#### AIM OF THE EXERCISE
Pick out all lines of the entries that include the word "horizontal" and copy them.

#### INFORMATION GIVEN
------------------------
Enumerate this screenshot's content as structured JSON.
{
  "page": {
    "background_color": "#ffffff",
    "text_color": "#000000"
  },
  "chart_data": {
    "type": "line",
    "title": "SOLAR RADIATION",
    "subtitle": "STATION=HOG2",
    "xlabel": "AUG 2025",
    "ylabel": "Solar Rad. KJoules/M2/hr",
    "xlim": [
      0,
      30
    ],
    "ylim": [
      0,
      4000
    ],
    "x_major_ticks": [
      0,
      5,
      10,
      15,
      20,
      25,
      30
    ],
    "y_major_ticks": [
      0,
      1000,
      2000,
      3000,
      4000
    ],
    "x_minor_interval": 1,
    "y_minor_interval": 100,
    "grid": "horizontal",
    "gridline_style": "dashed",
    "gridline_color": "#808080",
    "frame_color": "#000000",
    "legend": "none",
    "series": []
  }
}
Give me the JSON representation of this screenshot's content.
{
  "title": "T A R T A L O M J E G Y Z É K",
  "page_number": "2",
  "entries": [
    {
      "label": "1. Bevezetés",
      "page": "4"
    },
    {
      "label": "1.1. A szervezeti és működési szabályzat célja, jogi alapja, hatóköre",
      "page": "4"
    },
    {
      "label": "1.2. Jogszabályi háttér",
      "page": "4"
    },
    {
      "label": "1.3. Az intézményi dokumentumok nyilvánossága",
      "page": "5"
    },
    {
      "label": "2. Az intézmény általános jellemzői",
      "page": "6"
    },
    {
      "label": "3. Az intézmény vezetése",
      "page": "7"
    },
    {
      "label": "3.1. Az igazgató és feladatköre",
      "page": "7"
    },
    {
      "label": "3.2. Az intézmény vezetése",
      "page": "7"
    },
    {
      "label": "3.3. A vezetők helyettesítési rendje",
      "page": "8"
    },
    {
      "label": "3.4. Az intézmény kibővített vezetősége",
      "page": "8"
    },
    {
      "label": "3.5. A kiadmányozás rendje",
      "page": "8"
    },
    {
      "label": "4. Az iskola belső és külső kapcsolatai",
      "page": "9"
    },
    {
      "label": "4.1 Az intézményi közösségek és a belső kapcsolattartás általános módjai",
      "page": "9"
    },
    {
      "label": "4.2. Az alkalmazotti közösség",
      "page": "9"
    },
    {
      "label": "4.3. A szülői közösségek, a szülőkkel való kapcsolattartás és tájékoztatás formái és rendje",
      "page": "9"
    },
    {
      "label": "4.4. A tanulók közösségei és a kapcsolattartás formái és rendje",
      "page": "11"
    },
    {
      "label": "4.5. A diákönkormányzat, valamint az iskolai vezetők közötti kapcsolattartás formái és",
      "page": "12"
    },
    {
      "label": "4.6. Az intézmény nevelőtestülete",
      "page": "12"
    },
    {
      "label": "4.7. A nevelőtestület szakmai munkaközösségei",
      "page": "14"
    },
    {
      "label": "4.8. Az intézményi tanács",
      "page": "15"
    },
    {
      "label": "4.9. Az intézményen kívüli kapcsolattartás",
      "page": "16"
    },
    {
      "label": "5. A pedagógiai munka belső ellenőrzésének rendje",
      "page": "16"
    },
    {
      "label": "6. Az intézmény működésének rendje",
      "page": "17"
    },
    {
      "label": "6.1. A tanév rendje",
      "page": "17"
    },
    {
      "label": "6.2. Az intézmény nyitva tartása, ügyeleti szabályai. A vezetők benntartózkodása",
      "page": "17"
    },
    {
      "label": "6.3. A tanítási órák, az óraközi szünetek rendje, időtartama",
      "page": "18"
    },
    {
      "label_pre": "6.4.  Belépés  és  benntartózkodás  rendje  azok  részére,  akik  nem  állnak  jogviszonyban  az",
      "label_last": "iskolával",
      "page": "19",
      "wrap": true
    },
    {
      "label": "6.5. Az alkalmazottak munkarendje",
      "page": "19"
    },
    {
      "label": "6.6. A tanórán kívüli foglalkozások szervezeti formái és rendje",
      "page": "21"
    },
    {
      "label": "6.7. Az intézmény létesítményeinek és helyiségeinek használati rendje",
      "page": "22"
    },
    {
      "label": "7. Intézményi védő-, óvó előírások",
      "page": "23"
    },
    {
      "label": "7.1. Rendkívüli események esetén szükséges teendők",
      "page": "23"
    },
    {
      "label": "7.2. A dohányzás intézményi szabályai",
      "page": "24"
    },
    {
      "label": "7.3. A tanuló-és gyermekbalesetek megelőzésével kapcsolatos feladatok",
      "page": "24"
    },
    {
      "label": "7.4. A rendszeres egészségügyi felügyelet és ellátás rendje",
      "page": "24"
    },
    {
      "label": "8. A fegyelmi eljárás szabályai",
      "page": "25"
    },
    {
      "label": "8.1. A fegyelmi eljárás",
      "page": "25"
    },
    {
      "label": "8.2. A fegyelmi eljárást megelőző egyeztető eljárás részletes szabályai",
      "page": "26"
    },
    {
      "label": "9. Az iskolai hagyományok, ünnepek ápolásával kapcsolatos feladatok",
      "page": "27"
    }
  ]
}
------------------------
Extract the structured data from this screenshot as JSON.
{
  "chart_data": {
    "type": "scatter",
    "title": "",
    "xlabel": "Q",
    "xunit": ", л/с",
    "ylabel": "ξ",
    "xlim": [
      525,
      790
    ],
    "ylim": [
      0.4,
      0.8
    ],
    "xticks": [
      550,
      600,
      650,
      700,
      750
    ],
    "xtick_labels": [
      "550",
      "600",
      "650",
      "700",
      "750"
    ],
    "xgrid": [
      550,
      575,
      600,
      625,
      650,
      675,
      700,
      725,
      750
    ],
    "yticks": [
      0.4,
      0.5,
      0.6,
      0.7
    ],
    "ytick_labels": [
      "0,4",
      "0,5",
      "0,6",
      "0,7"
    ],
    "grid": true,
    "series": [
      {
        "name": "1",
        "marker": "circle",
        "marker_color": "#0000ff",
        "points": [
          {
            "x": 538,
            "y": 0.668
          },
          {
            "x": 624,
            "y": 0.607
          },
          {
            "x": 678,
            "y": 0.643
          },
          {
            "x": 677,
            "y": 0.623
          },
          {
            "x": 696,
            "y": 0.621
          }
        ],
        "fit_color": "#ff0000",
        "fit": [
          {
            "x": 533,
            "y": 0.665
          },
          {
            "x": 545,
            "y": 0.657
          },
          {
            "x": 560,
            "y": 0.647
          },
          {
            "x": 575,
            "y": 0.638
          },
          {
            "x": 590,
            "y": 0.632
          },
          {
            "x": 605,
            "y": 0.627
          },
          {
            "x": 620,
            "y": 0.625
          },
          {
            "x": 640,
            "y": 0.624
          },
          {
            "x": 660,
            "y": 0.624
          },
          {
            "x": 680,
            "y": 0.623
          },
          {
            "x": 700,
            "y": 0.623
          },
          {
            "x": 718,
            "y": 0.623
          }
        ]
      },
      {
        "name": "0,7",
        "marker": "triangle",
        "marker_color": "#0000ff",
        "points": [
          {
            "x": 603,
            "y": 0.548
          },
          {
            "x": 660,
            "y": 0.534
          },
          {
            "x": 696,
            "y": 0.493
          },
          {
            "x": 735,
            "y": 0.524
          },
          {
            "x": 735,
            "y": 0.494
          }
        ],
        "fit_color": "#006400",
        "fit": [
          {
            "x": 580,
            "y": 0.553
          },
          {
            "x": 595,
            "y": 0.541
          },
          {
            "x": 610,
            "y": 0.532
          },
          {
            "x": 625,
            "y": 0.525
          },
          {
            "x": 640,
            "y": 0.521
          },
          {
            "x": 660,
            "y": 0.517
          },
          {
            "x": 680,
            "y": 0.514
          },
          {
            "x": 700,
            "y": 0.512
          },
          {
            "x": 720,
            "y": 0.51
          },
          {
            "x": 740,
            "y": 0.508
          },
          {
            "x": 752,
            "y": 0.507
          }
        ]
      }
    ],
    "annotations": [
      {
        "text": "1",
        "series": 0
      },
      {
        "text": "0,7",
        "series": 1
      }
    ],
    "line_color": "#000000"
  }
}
------------------------
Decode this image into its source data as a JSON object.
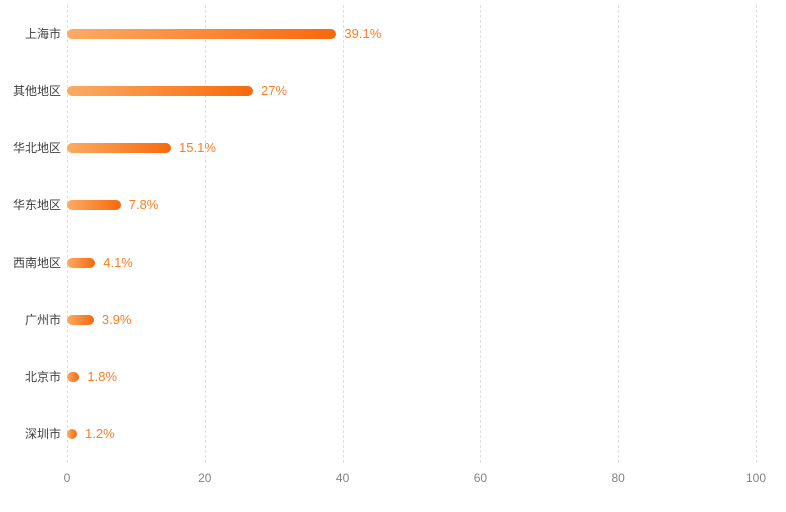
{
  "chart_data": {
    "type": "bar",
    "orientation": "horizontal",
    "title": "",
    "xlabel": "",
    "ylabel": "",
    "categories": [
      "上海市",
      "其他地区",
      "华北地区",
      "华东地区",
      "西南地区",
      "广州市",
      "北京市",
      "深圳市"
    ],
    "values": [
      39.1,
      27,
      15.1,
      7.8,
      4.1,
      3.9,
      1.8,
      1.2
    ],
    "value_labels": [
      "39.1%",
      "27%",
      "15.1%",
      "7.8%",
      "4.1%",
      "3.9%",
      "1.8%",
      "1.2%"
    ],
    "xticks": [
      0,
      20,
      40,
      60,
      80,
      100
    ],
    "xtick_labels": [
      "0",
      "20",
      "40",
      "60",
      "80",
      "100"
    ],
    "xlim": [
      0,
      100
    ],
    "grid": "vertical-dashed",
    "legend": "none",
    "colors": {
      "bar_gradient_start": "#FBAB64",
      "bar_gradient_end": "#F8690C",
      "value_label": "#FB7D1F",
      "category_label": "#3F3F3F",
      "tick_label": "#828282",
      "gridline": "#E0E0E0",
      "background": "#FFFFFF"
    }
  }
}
------------------------
#### TASK SOLUTION
    "grid": "horizontal",
    "orientation": "horizontal",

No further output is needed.